[Saved entries]
==*==
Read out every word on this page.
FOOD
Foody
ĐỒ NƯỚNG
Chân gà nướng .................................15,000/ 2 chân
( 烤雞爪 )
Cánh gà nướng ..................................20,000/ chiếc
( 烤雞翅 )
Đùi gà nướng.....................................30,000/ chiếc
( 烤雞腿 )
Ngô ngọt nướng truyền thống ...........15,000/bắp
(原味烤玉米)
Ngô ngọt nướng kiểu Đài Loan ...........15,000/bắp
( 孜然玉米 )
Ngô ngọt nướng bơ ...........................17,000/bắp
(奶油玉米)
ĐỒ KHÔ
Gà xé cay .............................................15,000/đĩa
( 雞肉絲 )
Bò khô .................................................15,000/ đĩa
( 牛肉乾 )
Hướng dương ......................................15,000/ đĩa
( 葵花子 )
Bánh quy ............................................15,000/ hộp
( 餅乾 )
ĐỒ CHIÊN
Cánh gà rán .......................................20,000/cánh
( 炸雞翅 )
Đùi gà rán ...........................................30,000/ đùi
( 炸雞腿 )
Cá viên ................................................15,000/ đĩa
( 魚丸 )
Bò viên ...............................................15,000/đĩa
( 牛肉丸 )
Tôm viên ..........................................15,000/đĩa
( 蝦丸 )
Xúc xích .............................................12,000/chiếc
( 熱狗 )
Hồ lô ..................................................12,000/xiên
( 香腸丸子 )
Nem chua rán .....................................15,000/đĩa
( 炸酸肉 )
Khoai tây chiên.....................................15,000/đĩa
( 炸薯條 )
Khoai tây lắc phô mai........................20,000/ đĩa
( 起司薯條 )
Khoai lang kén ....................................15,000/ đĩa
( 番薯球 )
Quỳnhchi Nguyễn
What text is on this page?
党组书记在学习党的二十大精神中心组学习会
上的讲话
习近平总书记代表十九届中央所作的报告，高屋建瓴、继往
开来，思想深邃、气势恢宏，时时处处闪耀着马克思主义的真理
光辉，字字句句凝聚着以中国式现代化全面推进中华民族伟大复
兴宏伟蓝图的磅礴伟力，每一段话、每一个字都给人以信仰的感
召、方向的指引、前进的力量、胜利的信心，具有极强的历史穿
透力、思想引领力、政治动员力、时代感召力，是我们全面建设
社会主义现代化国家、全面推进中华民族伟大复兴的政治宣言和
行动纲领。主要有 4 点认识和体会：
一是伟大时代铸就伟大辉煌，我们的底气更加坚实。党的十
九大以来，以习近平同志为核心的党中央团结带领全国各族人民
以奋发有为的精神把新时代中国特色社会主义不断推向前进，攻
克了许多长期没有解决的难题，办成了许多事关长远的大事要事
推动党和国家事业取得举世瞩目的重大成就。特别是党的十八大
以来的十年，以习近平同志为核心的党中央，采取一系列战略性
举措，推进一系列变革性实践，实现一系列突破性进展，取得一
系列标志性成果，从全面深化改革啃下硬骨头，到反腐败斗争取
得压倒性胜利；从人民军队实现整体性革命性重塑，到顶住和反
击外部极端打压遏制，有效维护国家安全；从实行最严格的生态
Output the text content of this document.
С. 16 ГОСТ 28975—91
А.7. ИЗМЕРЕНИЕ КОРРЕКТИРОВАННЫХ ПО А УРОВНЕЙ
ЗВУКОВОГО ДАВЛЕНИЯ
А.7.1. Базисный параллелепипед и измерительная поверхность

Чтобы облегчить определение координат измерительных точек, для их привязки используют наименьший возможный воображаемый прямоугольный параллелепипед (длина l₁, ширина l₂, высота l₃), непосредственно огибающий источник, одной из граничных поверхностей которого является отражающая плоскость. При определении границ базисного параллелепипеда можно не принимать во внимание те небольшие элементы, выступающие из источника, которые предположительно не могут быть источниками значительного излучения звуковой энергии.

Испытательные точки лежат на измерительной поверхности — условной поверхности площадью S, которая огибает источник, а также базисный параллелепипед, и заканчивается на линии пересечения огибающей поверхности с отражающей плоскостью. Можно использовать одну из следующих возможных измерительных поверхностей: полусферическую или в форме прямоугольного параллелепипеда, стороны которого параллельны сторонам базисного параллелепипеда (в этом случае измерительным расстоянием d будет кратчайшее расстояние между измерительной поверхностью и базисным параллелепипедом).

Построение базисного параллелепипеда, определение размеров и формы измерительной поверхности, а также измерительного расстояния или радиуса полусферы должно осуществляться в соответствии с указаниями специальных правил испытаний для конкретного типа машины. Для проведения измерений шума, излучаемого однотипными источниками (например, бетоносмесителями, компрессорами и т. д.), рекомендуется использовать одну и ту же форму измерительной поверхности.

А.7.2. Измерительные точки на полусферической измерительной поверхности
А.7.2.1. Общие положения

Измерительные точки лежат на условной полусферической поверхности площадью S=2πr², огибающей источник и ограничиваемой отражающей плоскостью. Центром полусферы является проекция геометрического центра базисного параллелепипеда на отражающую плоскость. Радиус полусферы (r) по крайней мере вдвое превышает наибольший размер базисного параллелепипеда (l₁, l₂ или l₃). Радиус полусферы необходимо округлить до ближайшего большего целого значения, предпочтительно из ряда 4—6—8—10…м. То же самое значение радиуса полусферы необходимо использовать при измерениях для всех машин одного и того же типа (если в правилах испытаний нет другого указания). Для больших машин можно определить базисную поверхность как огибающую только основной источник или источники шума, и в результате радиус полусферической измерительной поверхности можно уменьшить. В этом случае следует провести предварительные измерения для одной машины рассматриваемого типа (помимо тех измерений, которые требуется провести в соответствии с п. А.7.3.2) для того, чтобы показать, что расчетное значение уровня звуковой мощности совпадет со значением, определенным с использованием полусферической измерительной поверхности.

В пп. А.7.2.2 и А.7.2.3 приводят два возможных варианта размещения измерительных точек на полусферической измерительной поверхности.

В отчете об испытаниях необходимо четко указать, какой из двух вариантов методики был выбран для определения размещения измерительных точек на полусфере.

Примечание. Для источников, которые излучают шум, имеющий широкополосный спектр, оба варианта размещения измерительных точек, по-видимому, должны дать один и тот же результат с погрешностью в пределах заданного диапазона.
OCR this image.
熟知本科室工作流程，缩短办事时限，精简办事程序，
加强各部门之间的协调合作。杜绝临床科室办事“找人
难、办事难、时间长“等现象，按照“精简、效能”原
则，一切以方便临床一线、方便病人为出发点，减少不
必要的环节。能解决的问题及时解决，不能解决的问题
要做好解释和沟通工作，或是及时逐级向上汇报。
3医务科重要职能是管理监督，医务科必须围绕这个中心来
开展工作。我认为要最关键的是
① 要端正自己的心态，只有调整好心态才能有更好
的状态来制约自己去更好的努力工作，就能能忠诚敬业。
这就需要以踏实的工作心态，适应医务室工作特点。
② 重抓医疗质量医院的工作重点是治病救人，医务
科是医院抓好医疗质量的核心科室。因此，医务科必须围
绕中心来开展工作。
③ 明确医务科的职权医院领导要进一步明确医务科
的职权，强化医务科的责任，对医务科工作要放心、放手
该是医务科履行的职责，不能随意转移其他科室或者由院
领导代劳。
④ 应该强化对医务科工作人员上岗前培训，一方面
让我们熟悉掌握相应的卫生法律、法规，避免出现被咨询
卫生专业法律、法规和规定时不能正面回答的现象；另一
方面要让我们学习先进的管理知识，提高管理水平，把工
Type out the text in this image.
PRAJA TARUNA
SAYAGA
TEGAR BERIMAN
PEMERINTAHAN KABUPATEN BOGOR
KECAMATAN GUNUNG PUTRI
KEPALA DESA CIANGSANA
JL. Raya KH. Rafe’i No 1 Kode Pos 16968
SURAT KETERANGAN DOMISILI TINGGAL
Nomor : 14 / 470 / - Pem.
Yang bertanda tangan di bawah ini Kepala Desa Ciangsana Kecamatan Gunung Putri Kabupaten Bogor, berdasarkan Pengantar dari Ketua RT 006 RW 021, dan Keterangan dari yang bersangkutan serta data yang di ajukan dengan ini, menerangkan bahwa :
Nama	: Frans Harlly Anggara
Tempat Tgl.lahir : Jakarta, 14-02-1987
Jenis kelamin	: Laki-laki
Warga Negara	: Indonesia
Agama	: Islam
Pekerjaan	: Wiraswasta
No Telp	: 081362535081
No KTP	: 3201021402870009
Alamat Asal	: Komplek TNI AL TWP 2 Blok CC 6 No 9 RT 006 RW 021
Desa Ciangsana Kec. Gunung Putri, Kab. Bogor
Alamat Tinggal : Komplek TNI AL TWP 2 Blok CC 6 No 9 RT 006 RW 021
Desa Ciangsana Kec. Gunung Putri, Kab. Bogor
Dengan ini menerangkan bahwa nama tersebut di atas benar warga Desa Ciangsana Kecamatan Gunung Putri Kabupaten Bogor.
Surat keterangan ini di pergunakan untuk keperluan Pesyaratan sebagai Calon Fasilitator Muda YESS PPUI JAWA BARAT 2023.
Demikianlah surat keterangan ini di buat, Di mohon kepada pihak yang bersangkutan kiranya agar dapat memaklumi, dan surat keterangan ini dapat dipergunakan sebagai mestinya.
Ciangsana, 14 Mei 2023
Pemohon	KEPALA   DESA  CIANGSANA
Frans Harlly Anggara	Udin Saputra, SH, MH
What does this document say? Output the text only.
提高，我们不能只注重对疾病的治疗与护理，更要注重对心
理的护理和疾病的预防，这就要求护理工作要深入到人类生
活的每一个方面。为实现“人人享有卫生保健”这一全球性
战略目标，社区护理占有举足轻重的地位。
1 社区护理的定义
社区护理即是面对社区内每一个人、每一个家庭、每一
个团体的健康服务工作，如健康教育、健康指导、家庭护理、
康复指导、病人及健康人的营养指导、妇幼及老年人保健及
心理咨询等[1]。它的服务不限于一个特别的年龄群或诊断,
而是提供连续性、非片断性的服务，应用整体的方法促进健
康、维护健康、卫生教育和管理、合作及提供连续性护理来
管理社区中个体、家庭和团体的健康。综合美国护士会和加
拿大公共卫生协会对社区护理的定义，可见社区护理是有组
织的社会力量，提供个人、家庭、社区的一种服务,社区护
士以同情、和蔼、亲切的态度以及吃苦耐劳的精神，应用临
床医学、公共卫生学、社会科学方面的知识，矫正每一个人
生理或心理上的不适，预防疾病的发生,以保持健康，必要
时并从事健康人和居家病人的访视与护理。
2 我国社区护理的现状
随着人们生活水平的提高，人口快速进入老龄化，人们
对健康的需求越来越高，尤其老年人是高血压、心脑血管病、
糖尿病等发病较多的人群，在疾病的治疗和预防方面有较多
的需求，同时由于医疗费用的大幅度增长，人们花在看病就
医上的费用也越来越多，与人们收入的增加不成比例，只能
==*==
Quote exactly what appears from the line containing "What does this" through the final line of the listing above, including both of those lines.

What does this document say? Output the text only.
提高，我们不能只注重对疾病的治疗与护理，更要注重对心
理的护理和疾病的预防，这就要求护理工作要深入到人类生
活的每一个方面。为实现“人人享有卫生保健”这一全球性
战略目标，社区护理占有举足轻重的地位。
1 社区护理的定义
社区护理即是面对社区内每一个人、每一个家庭、每一
个团体的健康服务工作，如健康教育、健康指导、家庭护理、
康复指导、病人及健康人的营养指导、妇幼及老年人保健及
心理咨询等[1]。它的服务不限于一个特别的年龄群或诊断,
而是提供连续性、非片断性的服务，应用整体的方法促进健
康、维护健康、卫生教育和管理、合作及提供连续性护理来
管理社区中个体、家庭和团体的健康。综合美国护士会和加
拿大公共卫生协会对社区护理的定义，可见社区护理是有组
织的社会力量，提供个人、家庭、社区的一种服务,社区护
士以同情、和蔼、亲切的态度以及吃苦耐劳的精神，应用临
床医学、公共卫生学、社会科学方面的知识，矫正每一个人
生理或心理上的不适，预防疾病的发生,以保持健康，必要
时并从事健康人和居家病人的访视与护理。
2 我国社区护理的现状
随着人们生活水平的提高，人口快速进入老龄化，人们
对健康的需求越来越高，尤其老年人是高血压、心脑血管病、
糖尿病等发病较多的人群，在疾病的治疗和预防方面有较多
的需求，同时由于医疗费用的大幅度增长，人们花在看病就
医上的费用也越来越多，与人们收入的增加不成比例，只能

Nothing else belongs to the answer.